◆ **TEXT**:

-- Start --

# My Bucket List Build



## SandDadLS2

I'm new to home audio / theater but a "veteran" to car audio. I've done 12 10's on a Malibu boat's wakeboard tower. I've done a Lexus GS400 with a full fiberglass dash and center console to house 8 10's all inside the cab (4 captain seats and motorized amps in the trunk). I've also done a "walled" Sprinter van with 15 12's braced with 2x4's.So on and so on. Car audio has always been a hobby of mine. I only work during the summer months so I need something to keep myself busy during the winter months. I work in my backyard so it only makes sense to do a build for my shop. I've done many builds but I know I haven't done it all. I'd like to call this one my "bucket list build." All the things I could think of that I've never done before all put into one build. 

I've never...

dealt with plexiglass.
had to deal with threaded inserts much.
worked with Birch.
a home audio system.
installed LED lights in a sub box.
painted a sub box before. (always did upholstery or carpet)
stained wood.
hid wires. (To this degree)
used an 18 in sub.
used / bent copper rod.
focused on art / appearance.

Here's the info / specs (be gentle everyone, like I said I'm new to home audio)

all wiring hiding inside the wood
solid copper rod to speaker. (no ugly dangling wires)
can't see any of the LED lights from the plexiglass windows
Sony STR-DH790 receiver
(2) Polk Audio XT70 floor speakers
(2) Polk Audio XT20 bookshelf speakers
SI HT-18 V3
Behringer NX6000 (overkill but I couldn't find a NX3000)


Initial cabinet volume = 10.6 cu ft
Horizontal brace displacement = .26 cu ft
Vertical brace displacement = .20 cu ft
Port displacement = 1.74 cu ft
Net volume = 8.2 cu ft
Tuned to 20 Hz










Here is my overall idea. Nothing too fancy but the inside is where it gets interesting.










The 5 interlocking braces are the focal point. With the LED's lighting up the inside I want everyone to look inside like it's a fish tank.

I'm currently 90% done. I'll post more pictures and info of the entire build soon.


----------



## SandDadLS2

I started by cutting all the pieces. Every piece was labeled and grouped together. I believe there was a total of 50 pieces cut. I had pieces everywhere. I did a combination of MDF and Birch. Basically it is MDF on the inside and Birch on the outside. Front is 2in thick and all the other sides are 1.25in. The Birch is intended to be the beauty "skin" that I'm staining. It should definitely help also with structure.

-- End --

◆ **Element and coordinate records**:
-- Start --

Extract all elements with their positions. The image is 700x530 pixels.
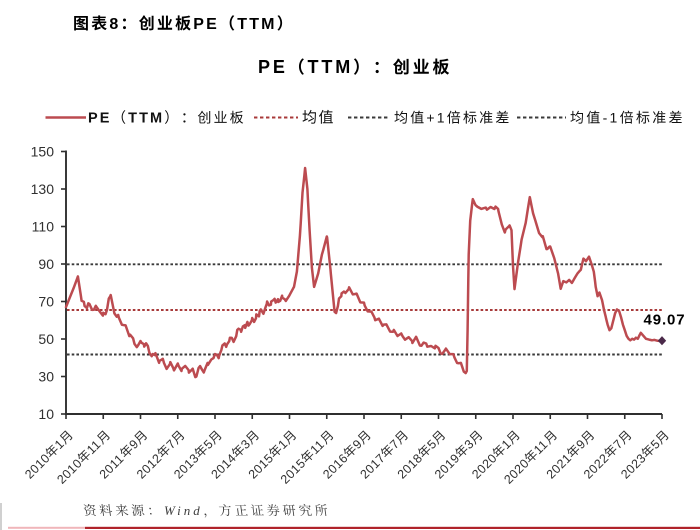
- svg-text:70: 70: [38, 294, 54, 310]
- svg-text:-1: -1: [603, 110, 620, 126]
- svg-text:49.07: 49.07: [644, 312, 686, 329]
- svg-text:30: 30: [38, 369, 54, 385]
- svg-text:50: 50: [38, 331, 54, 347]
- svg-text:+1: +1: [426, 110, 446, 126]
- svg-text:PE: PE: [193, 16, 219, 33]
- svg-text:90: 90: [38, 256, 54, 272]
- svg-text:TTM: TTM: [237, 16, 276, 33]
- svg-text:Wind: Wind: [164, 503, 203, 518]
- svg-text:110: 110: [32, 219, 55, 235]
- svg-text:10: 10: [38, 406, 54, 422]
- svg-text:8: 8: [109, 16, 120, 33]
- svg-text:TTM: TTM: [308, 57, 354, 77]
- svg-text:PE: PE: [258, 57, 288, 77]
- svg-text:PE: PE: [88, 111, 112, 127]
- svg-text:TTM: TTM: [128, 111, 164, 127]
- svg-text:150: 150: [31, 144, 55, 160]
- svg-text:130: 130: [31, 181, 55, 197]
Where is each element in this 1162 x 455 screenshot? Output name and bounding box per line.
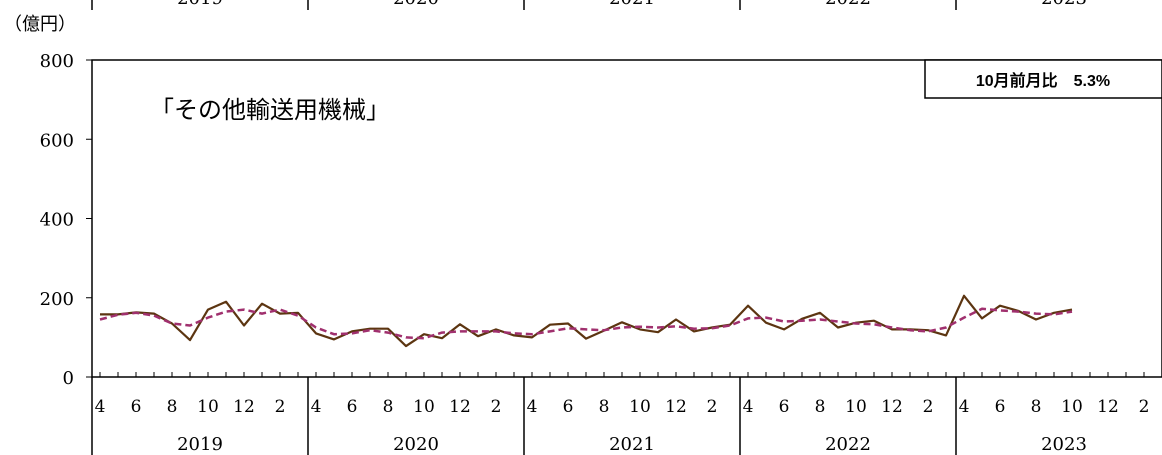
x-month-label: 12	[233, 397, 255, 417]
x-month-label: 12	[881, 397, 903, 417]
y-tick-label: 0	[63, 368, 74, 389]
y-axis: 0 200 400 600 800	[40, 51, 92, 389]
x-month-label: 4	[959, 397, 970, 417]
x-month-label: 2	[491, 397, 502, 417]
annotation-box: 10月前月比 5.3%	[924, 59, 1162, 99]
x-month-label: 4	[95, 397, 106, 417]
chart-title: 「その他輸送用機械」	[150, 96, 390, 124]
top-year-label: 2020	[393, 0, 439, 9]
y-tick-label: 400	[40, 210, 74, 231]
top-axis: 2019 2020 2021 2022 2023	[91, 0, 1087, 10]
x-month-label: 2	[923, 397, 934, 417]
y-tick-label: 600	[40, 130, 74, 151]
x-year-label: 2020	[393, 434, 439, 455]
x-month-label: 12	[449, 397, 471, 417]
x-month-label: 8	[599, 397, 610, 417]
x-month-label: 10	[845, 397, 867, 417]
x-month-label: 4	[527, 397, 538, 417]
x-month-label: 4	[743, 397, 754, 417]
x-year-label: 2023	[1041, 434, 1087, 455]
y-tick-label: 800	[40, 51, 74, 72]
top-year-label: 2023	[1041, 0, 1087, 9]
series-line-solid	[100, 294, 1073, 348]
x-month-label: 8	[815, 397, 826, 417]
annotation-text: 10月前月比 5.3%	[976, 71, 1110, 90]
x-year-label: 2021	[609, 434, 655, 455]
y-tick-label: 200	[40, 289, 74, 310]
x-year-label: 2019	[177, 434, 223, 455]
x-month-label: 10	[1061, 397, 1083, 417]
x-month-label: 2	[275, 397, 286, 417]
series-line-dashed	[99, 307, 1073, 340]
x-month-label: 6	[347, 397, 358, 417]
x-month-label: 8	[167, 397, 178, 417]
x-month-label: 8	[1031, 397, 1042, 417]
x-month-label: 4	[311, 397, 322, 417]
x-month-label: 10	[197, 397, 219, 417]
x-month-label: 8	[383, 397, 394, 417]
x-month-label: 12	[665, 397, 687, 417]
x-month-label: 10	[629, 397, 651, 417]
top-year-label: 2019	[177, 0, 223, 9]
x-month-label: 6	[563, 397, 574, 417]
top-year-label: 2022	[825, 0, 871, 9]
x-month-label: 10	[413, 397, 435, 417]
x-year-label: 2022	[825, 434, 871, 455]
x-month-label: 6	[995, 397, 1006, 417]
x-month-label: 6	[131, 397, 142, 417]
series-layer	[99, 294, 1073, 348]
x-month-label: 2	[1139, 397, 1150, 417]
y-axis-label: （億円）	[4, 14, 76, 35]
x-month-label: 12	[1097, 397, 1119, 417]
x-month-label: 6	[779, 397, 790, 417]
top-year-label: 2021	[609, 0, 655, 9]
x-month-label: 2	[707, 397, 718, 417]
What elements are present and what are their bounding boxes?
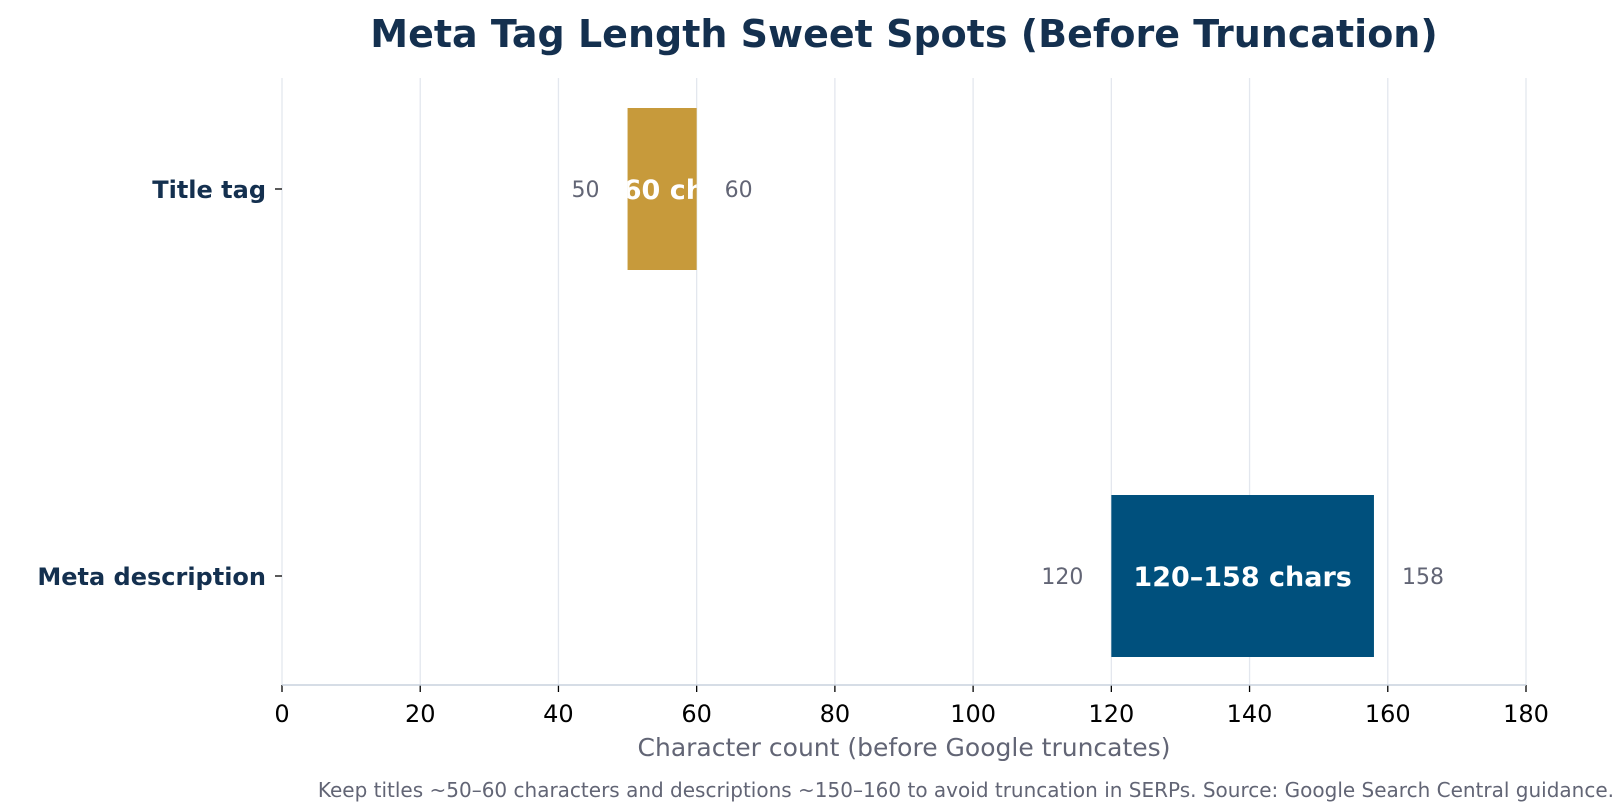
- range-start-label: 120: [1041, 565, 1083, 590]
- x-tick-label: 160: [1365, 700, 1411, 728]
- range-end-label: 60: [725, 178, 753, 203]
- range-end-label: 158: [1402, 565, 1444, 590]
- category-label: Title tag: [152, 176, 266, 204]
- x-tick-label: 100: [950, 700, 996, 728]
- range-bar: [1111, 495, 1374, 657]
- bar-label: 120–158 chars: [1133, 562, 1351, 593]
- x-tick-label: 60: [681, 700, 712, 728]
- x-tick-label: 120: [1088, 700, 1134, 728]
- x-tick-label: 20: [405, 700, 436, 728]
- x-tick-label: 180: [1503, 700, 1549, 728]
- x-tick-label: 0: [274, 700, 289, 728]
- range-start-label: 50: [572, 178, 600, 203]
- category-axis: Title tag Meta description: [37, 176, 282, 591]
- range-bar: [627, 108, 697, 270]
- x-tick-label: 140: [1227, 700, 1273, 728]
- chart-title: Meta Tag Length Sweet Spots (Before Trun…: [370, 12, 1437, 56]
- x-axis: 0 20 40 60 80 100 120 140 160 180: [274, 684, 1549, 728]
- category-label: Meta description: [37, 563, 266, 591]
- footnote: Keep titles ~50–60 characters and descri…: [318, 778, 1614, 802]
- x-axis-label: Character count (before Google truncates…: [638, 733, 1171, 762]
- grid: [281, 78, 1527, 685]
- x-tick-label: 80: [820, 700, 851, 728]
- x-tick-label: 40: [543, 700, 574, 728]
- bar-label: 50–60 chars: [572, 175, 753, 206]
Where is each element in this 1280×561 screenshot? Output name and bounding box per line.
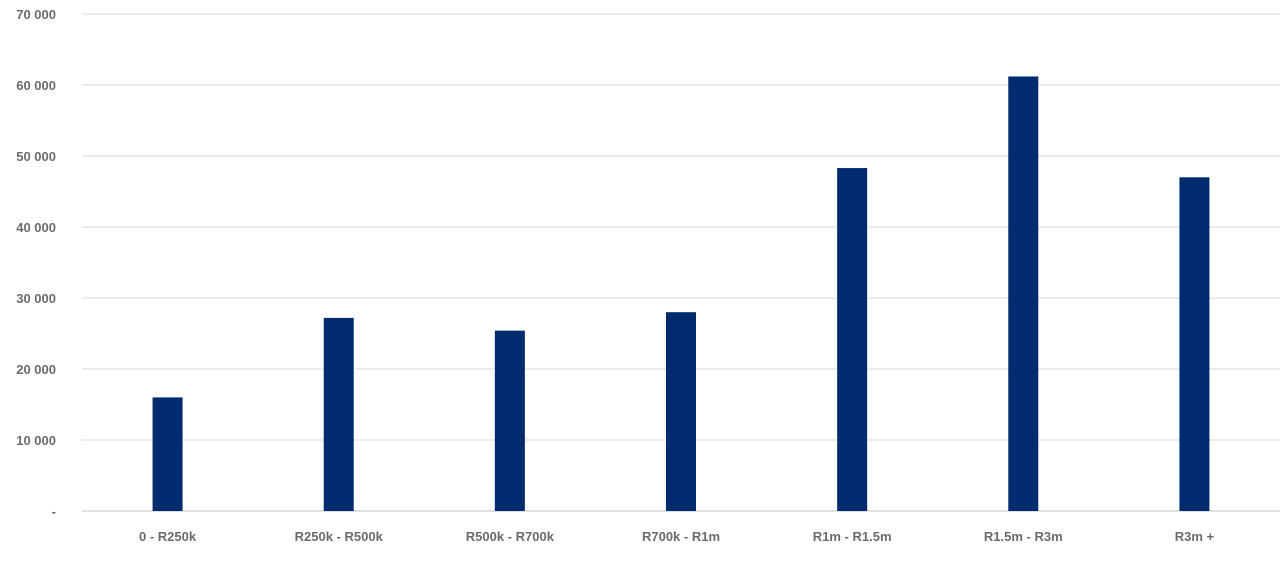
bars (152, 76, 1210, 512)
y-axis-ticks: - 10 000 20 000 30 000 40 000 50 000 60 000 70 … (16, 7, 56, 519)
y-tick-label: - (52, 504, 56, 519)
y-tick-label: 40 000 (16, 220, 56, 235)
x-tick-label: R1m - R1.5m (813, 529, 892, 544)
bar (1008, 76, 1039, 511)
y-tick-label: 60 000 (16, 78, 56, 93)
x-tick-label: R500k - R700k (466, 529, 555, 544)
bar (494, 330, 525, 511)
y-tick-label: 20 000 (16, 362, 56, 377)
y-tick-label: 30 000 (16, 291, 56, 306)
y-tick-label: 70 000 (16, 7, 56, 22)
bar (666, 312, 696, 511)
x-tick-label: R700k - R1m (642, 529, 720, 544)
x-axis-ticks: 0 - R250k R250k - R500k R500k - R700k R700k… (139, 529, 1214, 544)
x-tick-label: 0 - R250k (139, 529, 197, 544)
x-tick-label: R1.5m - R3m (984, 529, 1063, 544)
y-tick-label: 50 000 (16, 149, 56, 164)
y-tick-label: 10 000 (16, 433, 56, 448)
x-tick-label: R250k - R500k (295, 529, 384, 544)
bar (837, 168, 868, 511)
bar (1179, 177, 1210, 512)
x-tick-label: R3m + (1175, 529, 1215, 544)
bar (323, 317, 354, 511)
bar (152, 397, 183, 511)
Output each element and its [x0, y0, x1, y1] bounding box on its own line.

-- End --

◆ **SET TASKS**:
A. Translate the following sentence from the subwoofer build thread into French: "The 5 interlocking braces are the focal point."
B. In the records, reproduce verbatim the lines beginning at the line that contains "- svg-text:70: 70: [38, 294, 54, 310]" and ending after the line that contains "Where is each element in this 1162", including both of those lines.
The text and the records have no connection to one another.

◆ **IN RESPONSE**:
A. Les 5 renforts imbriqués constituent le point central.

B.
- svg-text:70: 70: [38, 294, 54, 310]
- svg-text:-1: -1: [603, 110, 620, 126]
- svg-text:49.07: 49.07: [644, 312, 686, 329]
- svg-text:30: 30: [38, 369, 54, 385]
- svg-text:50: 50: [38, 331, 54, 347]
- svg-text:+1: +1: [426, 110, 446, 126]
- svg-text:PE: PE: [193, 16, 219, 33]
- svg-text:90: 90: [38, 256, 54, 272]
- svg-text:TTM: TTM: [237, 16, 276, 33]
- svg-text:Wind: Wind: [164, 503, 203, 518]
- svg-text:110: 110: [32, 219, 55, 235]
- svg-text:10: 10: [38, 406, 54, 422]
- svg-text:8: 8: [109, 16, 120, 33]
- svg-text:TTM: TTM: [308, 57, 354, 77]
- svg-text:PE: PE: [258, 57, 288, 77]
- svg-text:PE: PE: [88, 111, 112, 127]
- svg-text:TTM: TTM: [128, 111, 164, 127]
- svg-text:150: 150: [31, 144, 55, 160]
- svg-text:130: 130: [31, 181, 55, 197]
Where is each element in this 1162 x 455 screenshot? Output name and bounding box per line.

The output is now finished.